[[ DATA RECORDS, beginning ]]

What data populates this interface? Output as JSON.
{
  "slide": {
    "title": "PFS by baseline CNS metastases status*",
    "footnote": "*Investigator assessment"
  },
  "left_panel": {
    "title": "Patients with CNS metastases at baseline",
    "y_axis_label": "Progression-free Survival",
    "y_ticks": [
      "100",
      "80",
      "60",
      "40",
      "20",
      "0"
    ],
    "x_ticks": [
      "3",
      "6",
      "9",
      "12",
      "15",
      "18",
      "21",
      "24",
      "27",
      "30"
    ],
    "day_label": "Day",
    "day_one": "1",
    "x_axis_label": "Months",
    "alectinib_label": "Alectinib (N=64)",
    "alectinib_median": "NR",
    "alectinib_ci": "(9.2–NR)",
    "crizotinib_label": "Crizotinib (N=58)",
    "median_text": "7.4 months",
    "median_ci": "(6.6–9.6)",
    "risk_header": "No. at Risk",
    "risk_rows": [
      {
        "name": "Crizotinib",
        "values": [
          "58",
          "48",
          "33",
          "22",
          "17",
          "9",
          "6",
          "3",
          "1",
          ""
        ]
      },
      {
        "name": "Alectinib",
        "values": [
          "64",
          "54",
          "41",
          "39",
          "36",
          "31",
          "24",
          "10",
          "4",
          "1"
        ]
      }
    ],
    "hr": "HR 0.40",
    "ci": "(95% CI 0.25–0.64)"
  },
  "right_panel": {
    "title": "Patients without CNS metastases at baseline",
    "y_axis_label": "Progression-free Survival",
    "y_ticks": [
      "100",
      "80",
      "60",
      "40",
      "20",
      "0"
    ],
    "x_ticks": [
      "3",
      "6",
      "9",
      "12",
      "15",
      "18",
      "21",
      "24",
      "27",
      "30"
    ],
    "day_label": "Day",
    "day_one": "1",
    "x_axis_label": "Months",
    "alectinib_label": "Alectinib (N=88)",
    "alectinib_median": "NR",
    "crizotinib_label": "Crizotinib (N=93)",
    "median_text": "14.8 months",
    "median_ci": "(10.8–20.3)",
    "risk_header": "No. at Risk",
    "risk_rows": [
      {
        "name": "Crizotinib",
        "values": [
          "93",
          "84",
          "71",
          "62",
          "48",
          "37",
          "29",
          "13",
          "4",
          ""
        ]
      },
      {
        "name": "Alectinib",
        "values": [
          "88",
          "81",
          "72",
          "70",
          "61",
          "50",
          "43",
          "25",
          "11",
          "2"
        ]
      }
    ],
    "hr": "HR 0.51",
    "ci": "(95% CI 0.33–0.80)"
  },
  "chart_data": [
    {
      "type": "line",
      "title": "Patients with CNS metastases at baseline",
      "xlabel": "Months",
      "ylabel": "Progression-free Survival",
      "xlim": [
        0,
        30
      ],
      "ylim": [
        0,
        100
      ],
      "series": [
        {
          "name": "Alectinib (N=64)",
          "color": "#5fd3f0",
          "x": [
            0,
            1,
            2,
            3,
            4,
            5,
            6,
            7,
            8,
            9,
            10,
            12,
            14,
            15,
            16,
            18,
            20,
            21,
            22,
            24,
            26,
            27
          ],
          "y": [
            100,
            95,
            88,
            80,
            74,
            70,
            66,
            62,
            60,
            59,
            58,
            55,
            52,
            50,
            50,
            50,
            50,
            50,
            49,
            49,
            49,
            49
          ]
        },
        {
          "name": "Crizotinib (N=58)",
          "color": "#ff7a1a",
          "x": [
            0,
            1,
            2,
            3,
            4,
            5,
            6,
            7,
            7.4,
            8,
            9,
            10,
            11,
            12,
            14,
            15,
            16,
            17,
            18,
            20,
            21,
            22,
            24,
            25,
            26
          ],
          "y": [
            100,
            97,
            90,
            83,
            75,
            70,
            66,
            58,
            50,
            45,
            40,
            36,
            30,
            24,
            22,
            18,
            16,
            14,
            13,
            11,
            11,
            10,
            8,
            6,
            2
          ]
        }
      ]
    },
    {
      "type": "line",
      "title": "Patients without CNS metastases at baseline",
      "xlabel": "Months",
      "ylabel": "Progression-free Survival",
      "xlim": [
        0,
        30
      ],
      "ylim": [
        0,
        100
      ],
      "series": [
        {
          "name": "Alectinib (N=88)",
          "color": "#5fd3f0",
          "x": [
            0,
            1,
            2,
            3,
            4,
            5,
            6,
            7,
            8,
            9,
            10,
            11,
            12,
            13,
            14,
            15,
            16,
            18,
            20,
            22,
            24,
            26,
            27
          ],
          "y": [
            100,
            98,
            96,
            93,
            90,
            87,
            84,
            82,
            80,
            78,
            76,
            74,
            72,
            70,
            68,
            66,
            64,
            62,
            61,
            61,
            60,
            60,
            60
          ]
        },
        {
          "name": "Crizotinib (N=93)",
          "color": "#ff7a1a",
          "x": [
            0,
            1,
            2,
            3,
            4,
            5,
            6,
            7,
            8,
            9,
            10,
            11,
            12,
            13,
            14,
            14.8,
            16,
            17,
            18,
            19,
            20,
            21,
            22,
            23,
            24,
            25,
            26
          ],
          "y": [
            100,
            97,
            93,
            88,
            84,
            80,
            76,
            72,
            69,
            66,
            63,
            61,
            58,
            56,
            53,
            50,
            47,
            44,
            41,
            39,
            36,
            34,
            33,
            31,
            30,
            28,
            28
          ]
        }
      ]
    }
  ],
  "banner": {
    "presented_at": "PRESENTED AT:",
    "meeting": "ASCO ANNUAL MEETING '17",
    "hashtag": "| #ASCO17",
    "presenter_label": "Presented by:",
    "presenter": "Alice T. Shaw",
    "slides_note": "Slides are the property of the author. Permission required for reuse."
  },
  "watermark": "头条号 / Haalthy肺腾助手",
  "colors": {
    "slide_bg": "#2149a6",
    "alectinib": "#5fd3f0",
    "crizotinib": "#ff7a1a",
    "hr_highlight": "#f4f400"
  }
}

[[ DATA RECORDS, end ]]

== TASK INSTRUCTIONS ==
Some lines of the data may hold the word "without". Say how many do, with nothing else.

== SOLUTION TO THE PROBLEM ==
2